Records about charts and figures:
----------------

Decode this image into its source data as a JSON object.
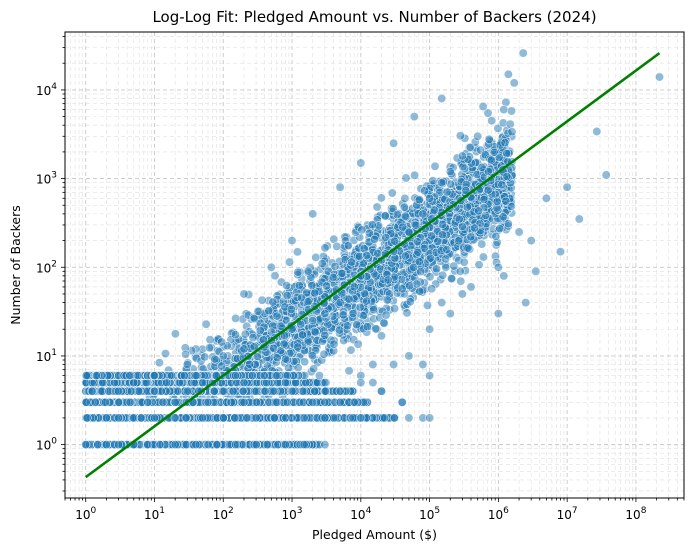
{
  "chart_data": {
    "type": "scatter",
    "title": "Log-Log Fit: Pledged Amount vs. Number of Backers (2024)",
    "xlabel": "Pledged Amount ($)",
    "ylabel": "Number of Backers",
    "x_scale": "log",
    "y_scale": "log",
    "xlim": [
      0.5,
      500000000
    ],
    "ylim": [
      0.25,
      45000
    ],
    "x_ticks": [
      {
        "base": "10",
        "exp": "0"
      },
      {
        "base": "10",
        "exp": "1"
      },
      {
        "base": "10",
        "exp": "2"
      },
      {
        "base": "10",
        "exp": "3"
      },
      {
        "base": "10",
        "exp": "4"
      },
      {
        "base": "10",
        "exp": "5"
      },
      {
        "base": "10",
        "exp": "6"
      },
      {
        "base": "10",
        "exp": "7"
      },
      {
        "base": "10",
        "exp": "8"
      }
    ],
    "y_ticks": [
      {
        "base": "10",
        "exp": "0"
      },
      {
        "base": "10",
        "exp": "1"
      },
      {
        "base": "10",
        "exp": "2"
      },
      {
        "base": "10",
        "exp": "3"
      },
      {
        "base": "10",
        "exp": "4"
      }
    ],
    "grid": true,
    "grid_style": "dashed",
    "point_color": "#1f77b4",
    "fit_color": "#008000",
    "fit_line": {
      "x": [
        1,
        220000000
      ],
      "y": [
        0.43,
        26000
      ]
    },
    "points_sample": [
      [
        1,
        1
      ],
      [
        1.5,
        1
      ],
      [
        2,
        1
      ],
      [
        3,
        1
      ],
      [
        5,
        1
      ],
      [
        8,
        1
      ],
      [
        12,
        1
      ],
      [
        20,
        1
      ],
      [
        40,
        1
      ],
      [
        80,
        1
      ],
      [
        150,
        1
      ],
      [
        300,
        1
      ],
      [
        800,
        1
      ],
      [
        1500,
        1
      ],
      [
        3000,
        1
      ],
      [
        2,
        2
      ],
      [
        3,
        2
      ],
      [
        5,
        2
      ],
      [
        10,
        2
      ],
      [
        20,
        2
      ],
      [
        50,
        2
      ],
      [
        100,
        2
      ],
      [
        300,
        2
      ],
      [
        1000,
        2
      ],
      [
        3000,
        2
      ],
      [
        10000,
        2
      ],
      [
        50000,
        2
      ],
      [
        80000,
        2
      ],
      [
        3,
        3
      ],
      [
        8,
        3
      ],
      [
        20,
        3
      ],
      [
        60,
        3
      ],
      [
        200,
        3
      ],
      [
        600,
        3
      ],
      [
        2000,
        3
      ],
      [
        8000,
        3
      ],
      [
        40000,
        3
      ],
      [
        3,
        4
      ],
      [
        10,
        4
      ],
      [
        30,
        4
      ],
      [
        100,
        4
      ],
      [
        300,
        4
      ],
      [
        1000,
        4
      ],
      [
        5000,
        4
      ],
      [
        20000,
        4
      ],
      [
        5,
        5
      ],
      [
        15,
        5
      ],
      [
        50,
        5
      ],
      [
        200,
        5
      ],
      [
        800,
        5
      ],
      [
        3000,
        5
      ],
      [
        15000,
        5
      ],
      [
        10,
        6
      ],
      [
        40,
        6
      ],
      [
        150,
        6
      ],
      [
        600,
        6
      ],
      [
        2500,
        6
      ],
      [
        10000,
        6
      ],
      [
        30,
        8
      ],
      [
        100,
        10
      ],
      [
        200,
        12
      ],
      [
        500,
        15
      ],
      [
        1000,
        20
      ],
      [
        2000,
        25
      ],
      [
        3000,
        30
      ],
      [
        5000,
        40
      ],
      [
        8000,
        60
      ],
      [
        10000,
        80
      ],
      [
        20000,
        120
      ],
      [
        30000,
        150
      ],
      [
        50000,
        250
      ],
      [
        80000,
        400
      ],
      [
        100000,
        600
      ],
      [
        150000,
        900
      ],
      [
        200000,
        1200
      ],
      [
        300000,
        1800
      ],
      [
        500000,
        3000
      ],
      [
        800000,
        4500
      ],
      [
        1200000,
        6000
      ],
      [
        200,
        50
      ],
      [
        500,
        100
      ],
      [
        1000,
        200
      ],
      [
        2000,
        400
      ],
      [
        5000,
        800
      ],
      [
        10000,
        1500
      ],
      [
        30000,
        2500
      ],
      [
        60000,
        5000
      ],
      [
        150000,
        8000
      ],
      [
        1500,
        2
      ],
      [
        3000,
        3
      ],
      [
        10000,
        5
      ],
      [
        30000,
        8
      ],
      [
        50000,
        10
      ],
      [
        100000,
        20
      ],
      [
        200000,
        30
      ],
      [
        400000,
        60
      ],
      [
        1000000,
        100
      ],
      [
        3000000,
        200
      ],
      [
        2300000,
        26000
      ],
      [
        1400000,
        15000
      ],
      [
        1700000,
        12000
      ],
      [
        600000,
        6500
      ],
      [
        220000000,
        14000
      ],
      [
        27000000,
        3400
      ],
      [
        37000000,
        1100
      ],
      [
        10000000,
        800
      ],
      [
        5000000,
        600
      ],
      [
        15000000,
        350
      ],
      [
        2000000,
        250
      ],
      [
        3500000,
        90
      ],
      [
        2500000,
        40
      ],
      [
        1200000,
        80
      ],
      [
        8000000,
        150
      ],
      [
        1000000,
        30
      ],
      [
        300000,
        50
      ],
      [
        150000,
        40
      ],
      [
        100000,
        2
      ],
      [
        100000,
        6
      ],
      [
        80000,
        8
      ],
      [
        40000,
        3
      ],
      [
        20000,
        4
      ],
      [
        15000,
        8
      ]
    ]
  }
}
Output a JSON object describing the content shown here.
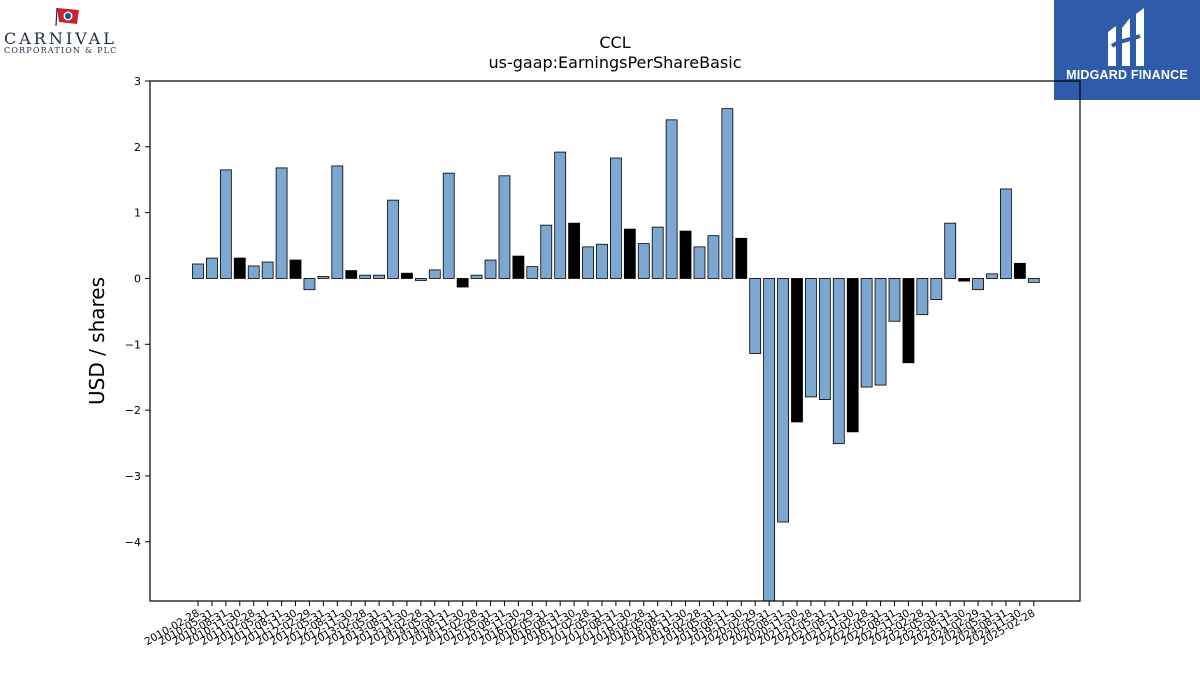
{
  "logos": {
    "left": {
      "brand": "CARNIVAL",
      "subtitle": "CORPORATION & PLC"
    },
    "right": {
      "name": "MIDGARD FINANCE",
      "bg_color": "#2e5caa"
    }
  },
  "chart_data": {
    "type": "bar",
    "title": "CCL",
    "subtitle": "us-gaap:EarningsPerShareBasic",
    "xlabel": "",
    "ylabel": "USD / shares",
    "ylim": [
      -4.9,
      3.0
    ],
    "yticks": [
      3,
      2,
      1,
      0,
      -1,
      -2,
      -3,
      -4
    ],
    "ytick_labels": [
      "3",
      "2",
      "1",
      "0",
      "−1",
      "−2",
      "−3",
      "−4"
    ],
    "grid": false,
    "colors": {
      "quarter": "#7ba7d0",
      "annual": "#000000",
      "edge": "#000000"
    },
    "categories": [
      "2010-02-28",
      "2010-05-31",
      "2010-08-31",
      "2010-11-30",
      "2011-02-28",
      "2011-05-31",
      "2011-08-31",
      "2011-11-30",
      "2012-02-29",
      "2012-05-31",
      "2012-08-31",
      "2012-11-30",
      "2013-02-28",
      "2013-05-31",
      "2013-08-31",
      "2013-11-30",
      "2014-02-28",
      "2014-05-31",
      "2014-08-31",
      "2014-11-30",
      "2015-02-28",
      "2015-05-31",
      "2015-08-31",
      "2015-11-30",
      "2016-02-29",
      "2016-05-31",
      "2016-08-31",
      "2016-11-30",
      "2017-02-28",
      "2017-05-31",
      "2017-08-31",
      "2017-11-30",
      "2018-02-28",
      "2018-05-31",
      "2018-08-31",
      "2018-11-30",
      "2019-02-28",
      "2019-05-31",
      "2019-08-31",
      "2019-11-30",
      "2020-02-29",
      "2020-05-31",
      "2020-08-31",
      "2020-11-30",
      "2021-02-28",
      "2021-05-31",
      "2021-08-31",
      "2021-11-30",
      "2022-02-28",
      "2022-05-31",
      "2022-08-31",
      "2022-11-30",
      "2023-02-28",
      "2023-05-31",
      "2023-08-31",
      "2023-11-30",
      "2024-02-29",
      "2024-05-31",
      "2024-08-31",
      "2024-11-30",
      "2025-02-28"
    ],
    "values": [
      0.22,
      0.31,
      1.65,
      0.31,
      0.19,
      0.25,
      1.68,
      0.28,
      -0.17,
      0.03,
      1.71,
      0.12,
      0.05,
      0.05,
      1.19,
      0.08,
      -0.03,
      0.13,
      1.6,
      -0.13,
      0.05,
      0.28,
      1.56,
      0.34,
      0.18,
      0.81,
      1.92,
      0.84,
      0.48,
      0.52,
      1.83,
      0.75,
      0.53,
      0.78,
      2.41,
      0.72,
      0.48,
      0.65,
      2.58,
      0.61,
      -1.14,
      -4.9,
      -3.7,
      -2.18,
      -1.8,
      -1.84,
      -2.51,
      -2.33,
      -1.65,
      -1.62,
      -0.65,
      -1.28,
      -0.55,
      -0.32,
      0.84,
      -0.04,
      -0.17,
      0.07,
      1.36,
      0.23,
      -0.06
    ],
    "annual_flags": [
      false,
      false,
      false,
      true,
      false,
      false,
      false,
      true,
      false,
      false,
      false,
      true,
      false,
      false,
      false,
      true,
      false,
      false,
      false,
      true,
      false,
      false,
      false,
      true,
      false,
      false,
      false,
      true,
      false,
      false,
      false,
      true,
      false,
      false,
      false,
      true,
      false,
      false,
      false,
      true,
      false,
      false,
      false,
      true,
      false,
      false,
      false,
      true,
      false,
      false,
      false,
      true,
      false,
      false,
      false,
      true,
      false,
      false,
      false,
      true,
      false
    ]
  }
}
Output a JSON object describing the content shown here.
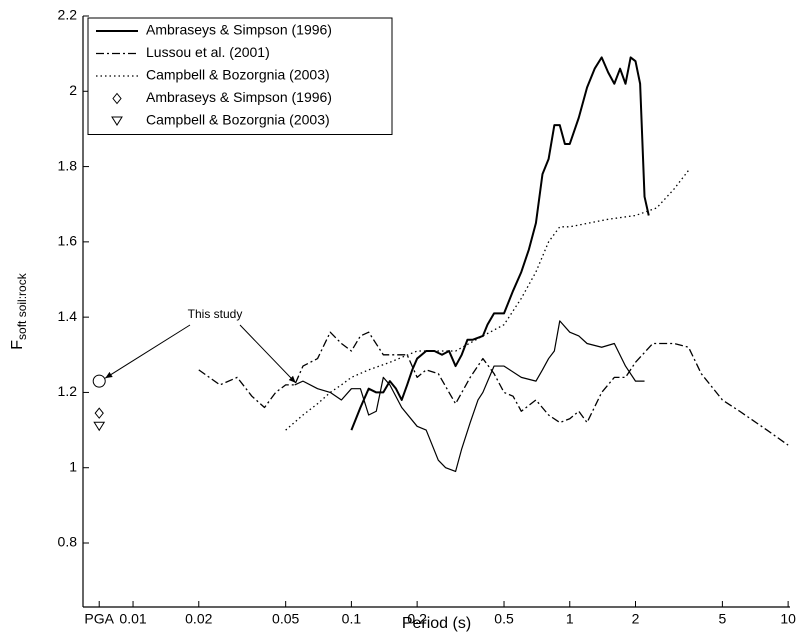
{
  "chart_data": {
    "type": "line",
    "xlabel": "Period (s)",
    "ylabel": "F",
    "ylabel_sub": "soft soil:rock",
    "xscale": "log",
    "xlim": [
      0.0059,
      10.2
    ],
    "ylim": [
      0.63,
      2.2
    ],
    "xticks": [
      {
        "value": 0.007,
        "label": "PGA"
      },
      0.01,
      0.02,
      0.05,
      0.1,
      0.2,
      0.5,
      1,
      2,
      5,
      10
    ],
    "yticks": [
      0.8,
      1,
      1.2,
      1.4,
      1.6,
      1.8,
      2,
      2.2
    ],
    "legend": "upper left",
    "annotation": "This study",
    "series": [
      {
        "name": "Ambraseys & Simpson (1996)",
        "style": "solid",
        "color": "#000000",
        "x": [
          0.1,
          0.11,
          0.12,
          0.13,
          0.14,
          0.15,
          0.16,
          0.17,
          0.18,
          0.19,
          0.2,
          0.22,
          0.24,
          0.26,
          0.28,
          0.3,
          0.32,
          0.34,
          0.36,
          0.4,
          0.42,
          0.45,
          0.5,
          0.55,
          0.6,
          0.65,
          0.7,
          0.75,
          0.8,
          0.85,
          0.9,
          0.95,
          1.0,
          1.1,
          1.2,
          1.3,
          1.4,
          1.5,
          1.6,
          1.7,
          1.8,
          1.9,
          2.0,
          2.1,
          2.2,
          2.3
        ],
        "values": [
          1.1,
          1.16,
          1.21,
          1.2,
          1.2,
          1.23,
          1.21,
          1.18,
          1.22,
          1.26,
          1.29,
          1.31,
          1.31,
          1.3,
          1.31,
          1.27,
          1.3,
          1.34,
          1.34,
          1.35,
          1.38,
          1.41,
          1.41,
          1.47,
          1.52,
          1.58,
          1.65,
          1.78,
          1.82,
          1.91,
          1.91,
          1.86,
          1.86,
          1.93,
          2.01,
          2.06,
          2.09,
          2.05,
          2.02,
          2.06,
          2.02,
          2.09,
          2.08,
          2.02,
          1.72,
          1.67
        ]
      },
      {
        "name": "Lussou et al. (2001)",
        "style": "dashdot",
        "color": "#000000",
        "x": [
          0.02,
          0.025,
          0.03,
          0.035,
          0.04,
          0.045,
          0.05,
          0.055,
          0.06,
          0.07,
          0.08,
          0.09,
          0.1,
          0.11,
          0.12,
          0.14,
          0.16,
          0.18,
          0.2,
          0.22,
          0.25,
          0.28,
          0.3,
          0.35,
          0.4,
          0.45,
          0.5,
          0.55,
          0.6,
          0.7,
          0.8,
          0.9,
          1.0,
          1.1,
          1.2,
          1.4,
          1.6,
          1.8,
          2.0,
          2.4,
          3,
          3.5,
          4,
          5,
          6,
          8,
          10
        ],
        "values": [
          1.26,
          1.22,
          1.24,
          1.19,
          1.16,
          1.2,
          1.22,
          1.22,
          1.27,
          1.29,
          1.36,
          1.33,
          1.31,
          1.35,
          1.36,
          1.3,
          1.3,
          1.3,
          1.24,
          1.26,
          1.25,
          1.2,
          1.17,
          1.24,
          1.29,
          1.25,
          1.2,
          1.19,
          1.15,
          1.18,
          1.14,
          1.12,
          1.13,
          1.15,
          1.12,
          1.2,
          1.24,
          1.24,
          1.28,
          1.33,
          1.33,
          1.32,
          1.25,
          1.18,
          1.15,
          1.1,
          1.06
        ]
      },
      {
        "name": "Campbell & Bozorgnia (2003)",
        "style": "dotted",
        "color": "#000000",
        "x": [
          0.05,
          0.06,
          0.07,
          0.08,
          0.09,
          0.1,
          0.12,
          0.15,
          0.2,
          0.25,
          0.3,
          0.4,
          0.5,
          0.6,
          0.7,
          0.8,
          0.9,
          1.0,
          1.5,
          2,
          2.5,
          3,
          3.5
        ],
        "values": [
          1.1,
          1.14,
          1.17,
          1.2,
          1.22,
          1.24,
          1.26,
          1.28,
          1.31,
          1.31,
          1.31,
          1.35,
          1.38,
          1.45,
          1.52,
          1.6,
          1.64,
          1.64,
          1.66,
          1.67,
          1.69,
          1.74,
          1.79
        ]
      },
      {
        "name": "Ambraseys & Simpson (1996)",
        "style": "none",
        "marker": "diamond",
        "color": "#000000",
        "x": [
          0.007
        ],
        "values": [
          1.145
        ]
      },
      {
        "name": "Campbell & Bozorgnia (2003)",
        "style": "none",
        "marker": "triangle",
        "color": "#000000",
        "x": [
          0.007
        ],
        "values": [
          1.11
        ]
      },
      {
        "style": "thin",
        "color": "#000000",
        "x": [
          0.055,
          0.06,
          0.07,
          0.08,
          0.09,
          0.1,
          0.11,
          0.12,
          0.13,
          0.14,
          0.15,
          0.17,
          0.2,
          0.22,
          0.25,
          0.27,
          0.3,
          0.32,
          0.35,
          0.38,
          0.4,
          0.45,
          0.5,
          0.6,
          0.7,
          0.75,
          0.8,
          0.85,
          0.9,
          1.0,
          1.1,
          1.2,
          1.4,
          1.6,
          1.8,
          2.0,
          2.2
        ],
        "values": [
          1.22,
          1.23,
          1.21,
          1.2,
          1.18,
          1.21,
          1.21,
          1.14,
          1.15,
          1.24,
          1.22,
          1.16,
          1.11,
          1.1,
          1.02,
          1.0,
          0.99,
          1.05,
          1.12,
          1.18,
          1.2,
          1.27,
          1.27,
          1.24,
          1.23,
          1.26,
          1.29,
          1.31,
          1.39,
          1.36,
          1.35,
          1.33,
          1.32,
          1.33,
          1.27,
          1.23,
          1.23
        ]
      },
      {
        "style": "none",
        "marker": "circle",
        "color": "#000000",
        "x": [
          0.007
        ],
        "values": [
          1.23
        ]
      }
    ]
  }
}
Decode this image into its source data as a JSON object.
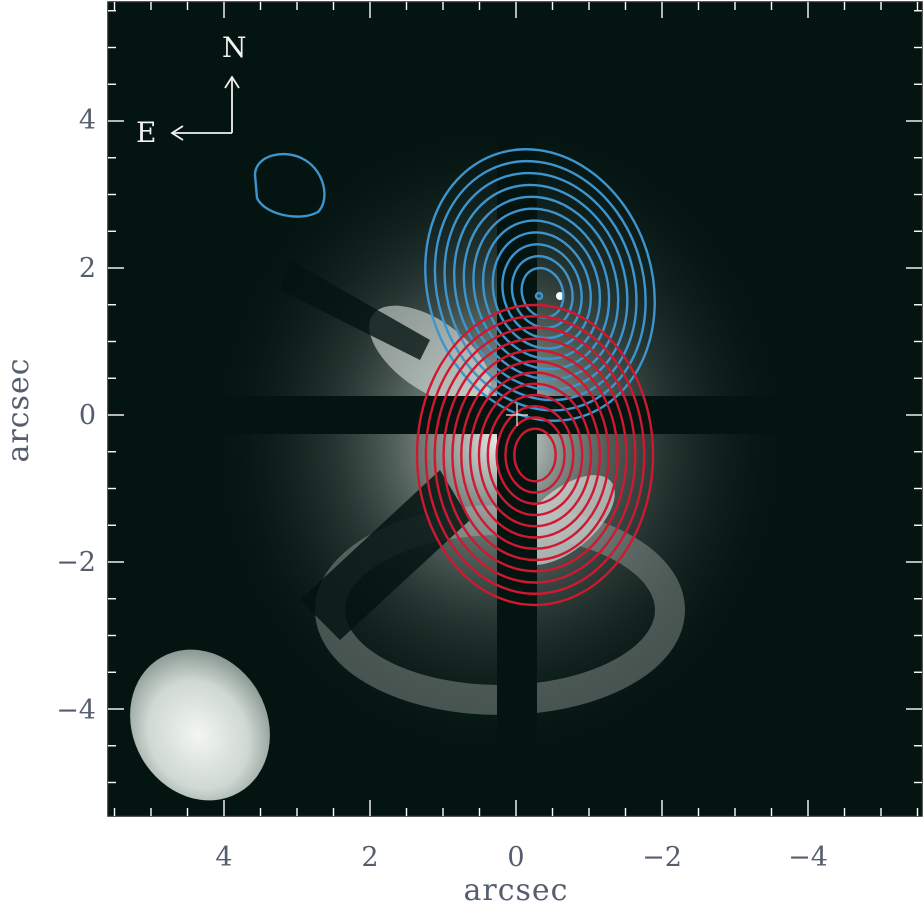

----------------

__WHAT IS BEING ASKED__: From the listing above, pick out each line where the word "Pledged" appears.

__TASK RESPONSE__:
    "title": "Log-Log Fit: Pledged Amount vs. Number of Backers (2024)",
    "xlabel": "Pledged Amount ($)",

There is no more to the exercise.